» **What the task requires**
Collect all lines from the listing that include the string "marker".

begin Data rows

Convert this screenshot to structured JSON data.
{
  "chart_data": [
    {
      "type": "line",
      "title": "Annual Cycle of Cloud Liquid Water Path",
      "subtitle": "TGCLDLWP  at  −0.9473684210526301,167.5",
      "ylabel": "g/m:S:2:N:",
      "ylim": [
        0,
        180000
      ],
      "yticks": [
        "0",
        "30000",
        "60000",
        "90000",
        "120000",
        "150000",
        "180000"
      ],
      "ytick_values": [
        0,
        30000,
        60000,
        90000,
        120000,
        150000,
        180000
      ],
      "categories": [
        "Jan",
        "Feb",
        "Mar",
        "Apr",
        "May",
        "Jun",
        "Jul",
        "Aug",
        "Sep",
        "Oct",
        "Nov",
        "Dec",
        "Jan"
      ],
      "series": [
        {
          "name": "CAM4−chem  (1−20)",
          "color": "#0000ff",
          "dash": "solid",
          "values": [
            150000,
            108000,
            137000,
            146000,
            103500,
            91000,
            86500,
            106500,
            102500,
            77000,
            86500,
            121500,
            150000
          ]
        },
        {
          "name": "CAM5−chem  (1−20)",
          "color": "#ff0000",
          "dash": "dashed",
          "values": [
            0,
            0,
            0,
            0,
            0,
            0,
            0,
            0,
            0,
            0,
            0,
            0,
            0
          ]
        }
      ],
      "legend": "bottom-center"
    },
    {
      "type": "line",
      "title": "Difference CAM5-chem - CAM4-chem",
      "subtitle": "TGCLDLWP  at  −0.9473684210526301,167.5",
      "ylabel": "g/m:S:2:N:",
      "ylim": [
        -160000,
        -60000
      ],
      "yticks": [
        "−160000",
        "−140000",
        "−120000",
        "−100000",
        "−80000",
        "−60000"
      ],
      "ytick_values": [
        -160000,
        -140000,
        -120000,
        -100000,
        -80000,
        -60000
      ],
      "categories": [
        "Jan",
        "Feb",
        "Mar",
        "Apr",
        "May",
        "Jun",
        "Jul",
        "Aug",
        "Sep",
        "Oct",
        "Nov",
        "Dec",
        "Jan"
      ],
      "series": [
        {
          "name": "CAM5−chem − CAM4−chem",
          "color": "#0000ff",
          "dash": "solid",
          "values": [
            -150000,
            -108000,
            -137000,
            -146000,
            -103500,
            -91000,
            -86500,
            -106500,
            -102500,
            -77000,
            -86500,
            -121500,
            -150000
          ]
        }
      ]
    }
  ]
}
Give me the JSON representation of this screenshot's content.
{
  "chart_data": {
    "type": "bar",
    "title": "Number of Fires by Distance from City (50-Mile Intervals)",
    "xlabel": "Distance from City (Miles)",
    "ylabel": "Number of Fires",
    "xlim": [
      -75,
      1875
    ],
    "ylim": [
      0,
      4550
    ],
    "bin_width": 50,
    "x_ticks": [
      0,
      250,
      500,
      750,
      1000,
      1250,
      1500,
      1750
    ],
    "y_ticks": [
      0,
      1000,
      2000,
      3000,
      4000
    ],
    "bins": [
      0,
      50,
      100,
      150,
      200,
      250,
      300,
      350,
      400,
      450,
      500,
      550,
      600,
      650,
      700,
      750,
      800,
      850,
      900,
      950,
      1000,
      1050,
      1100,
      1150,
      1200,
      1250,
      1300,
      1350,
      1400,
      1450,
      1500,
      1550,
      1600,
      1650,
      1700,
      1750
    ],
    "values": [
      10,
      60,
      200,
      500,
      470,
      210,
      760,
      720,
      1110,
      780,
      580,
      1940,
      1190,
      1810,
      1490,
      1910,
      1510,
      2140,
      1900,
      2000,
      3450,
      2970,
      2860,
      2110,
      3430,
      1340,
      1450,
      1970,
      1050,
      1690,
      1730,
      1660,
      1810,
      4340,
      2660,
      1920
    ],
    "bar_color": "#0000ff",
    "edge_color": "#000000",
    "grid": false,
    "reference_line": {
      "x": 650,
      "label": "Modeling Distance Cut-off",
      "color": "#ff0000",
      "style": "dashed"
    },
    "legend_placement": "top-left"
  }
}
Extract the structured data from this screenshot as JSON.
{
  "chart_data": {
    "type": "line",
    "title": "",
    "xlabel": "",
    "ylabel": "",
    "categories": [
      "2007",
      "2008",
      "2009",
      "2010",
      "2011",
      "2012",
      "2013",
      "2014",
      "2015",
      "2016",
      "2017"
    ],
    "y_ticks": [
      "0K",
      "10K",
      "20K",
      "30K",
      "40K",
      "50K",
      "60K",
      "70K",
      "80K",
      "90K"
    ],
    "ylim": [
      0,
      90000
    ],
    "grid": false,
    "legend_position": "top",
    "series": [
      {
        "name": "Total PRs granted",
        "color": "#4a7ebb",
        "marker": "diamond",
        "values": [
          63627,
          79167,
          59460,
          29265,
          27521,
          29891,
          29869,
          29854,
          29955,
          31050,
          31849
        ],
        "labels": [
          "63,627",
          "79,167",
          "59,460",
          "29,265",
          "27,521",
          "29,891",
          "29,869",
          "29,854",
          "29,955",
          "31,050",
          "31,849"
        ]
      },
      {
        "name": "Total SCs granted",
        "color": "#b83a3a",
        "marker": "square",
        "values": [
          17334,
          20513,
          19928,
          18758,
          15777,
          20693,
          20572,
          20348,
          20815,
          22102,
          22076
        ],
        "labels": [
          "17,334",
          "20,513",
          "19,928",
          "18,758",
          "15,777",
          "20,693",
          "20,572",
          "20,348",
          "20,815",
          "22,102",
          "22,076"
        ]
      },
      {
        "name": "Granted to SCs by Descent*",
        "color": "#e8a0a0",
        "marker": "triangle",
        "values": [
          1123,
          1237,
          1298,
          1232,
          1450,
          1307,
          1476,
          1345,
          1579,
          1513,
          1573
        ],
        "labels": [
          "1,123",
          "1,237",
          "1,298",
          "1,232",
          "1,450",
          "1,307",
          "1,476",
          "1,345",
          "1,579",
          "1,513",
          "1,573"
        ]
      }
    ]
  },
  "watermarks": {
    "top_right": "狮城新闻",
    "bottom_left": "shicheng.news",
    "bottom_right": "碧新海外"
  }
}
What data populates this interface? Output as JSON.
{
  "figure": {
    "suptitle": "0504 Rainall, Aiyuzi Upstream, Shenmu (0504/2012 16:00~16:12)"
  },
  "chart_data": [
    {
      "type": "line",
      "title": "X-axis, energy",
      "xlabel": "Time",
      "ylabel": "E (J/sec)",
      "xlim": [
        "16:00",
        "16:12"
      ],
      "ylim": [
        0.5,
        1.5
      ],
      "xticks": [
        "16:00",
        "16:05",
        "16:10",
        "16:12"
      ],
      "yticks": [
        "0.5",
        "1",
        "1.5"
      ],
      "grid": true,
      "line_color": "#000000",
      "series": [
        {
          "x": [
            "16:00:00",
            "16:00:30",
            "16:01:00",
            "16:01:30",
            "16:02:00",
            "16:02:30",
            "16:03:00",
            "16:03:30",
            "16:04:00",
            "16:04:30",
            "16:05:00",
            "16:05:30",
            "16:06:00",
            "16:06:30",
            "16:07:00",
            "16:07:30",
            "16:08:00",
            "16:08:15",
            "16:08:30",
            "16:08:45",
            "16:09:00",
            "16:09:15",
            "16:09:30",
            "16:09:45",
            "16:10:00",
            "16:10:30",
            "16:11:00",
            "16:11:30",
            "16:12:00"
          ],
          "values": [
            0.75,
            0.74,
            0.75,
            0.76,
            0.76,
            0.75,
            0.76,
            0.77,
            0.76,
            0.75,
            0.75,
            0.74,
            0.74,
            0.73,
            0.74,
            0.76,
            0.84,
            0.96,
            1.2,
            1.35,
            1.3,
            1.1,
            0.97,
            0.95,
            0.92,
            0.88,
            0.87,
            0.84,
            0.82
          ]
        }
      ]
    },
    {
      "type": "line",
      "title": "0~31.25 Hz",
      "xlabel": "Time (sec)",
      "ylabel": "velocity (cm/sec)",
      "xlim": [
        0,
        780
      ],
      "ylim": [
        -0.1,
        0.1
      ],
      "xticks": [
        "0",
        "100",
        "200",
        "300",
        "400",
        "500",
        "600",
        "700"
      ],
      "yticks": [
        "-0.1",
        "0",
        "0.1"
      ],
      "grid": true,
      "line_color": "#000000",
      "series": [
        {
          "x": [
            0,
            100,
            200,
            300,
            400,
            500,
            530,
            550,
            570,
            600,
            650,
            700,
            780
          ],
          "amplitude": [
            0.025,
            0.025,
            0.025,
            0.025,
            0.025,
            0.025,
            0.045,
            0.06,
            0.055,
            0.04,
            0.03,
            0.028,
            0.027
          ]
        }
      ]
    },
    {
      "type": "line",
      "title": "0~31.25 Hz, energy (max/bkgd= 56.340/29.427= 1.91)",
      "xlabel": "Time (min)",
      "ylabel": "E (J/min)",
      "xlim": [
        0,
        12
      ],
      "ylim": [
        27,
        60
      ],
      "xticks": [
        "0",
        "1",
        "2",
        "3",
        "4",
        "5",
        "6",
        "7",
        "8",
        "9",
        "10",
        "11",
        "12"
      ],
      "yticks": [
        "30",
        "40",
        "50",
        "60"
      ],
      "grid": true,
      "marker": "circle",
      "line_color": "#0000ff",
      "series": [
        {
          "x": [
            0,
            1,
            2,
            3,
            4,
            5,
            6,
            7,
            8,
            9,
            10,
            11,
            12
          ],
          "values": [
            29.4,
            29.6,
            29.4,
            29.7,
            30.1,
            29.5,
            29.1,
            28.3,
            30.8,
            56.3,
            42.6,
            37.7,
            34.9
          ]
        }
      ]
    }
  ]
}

end Data rows

» **Complete output**
        "marker": "diamond",
        "marker": "square",
        "marker": "triangle",
      "marker": "circle",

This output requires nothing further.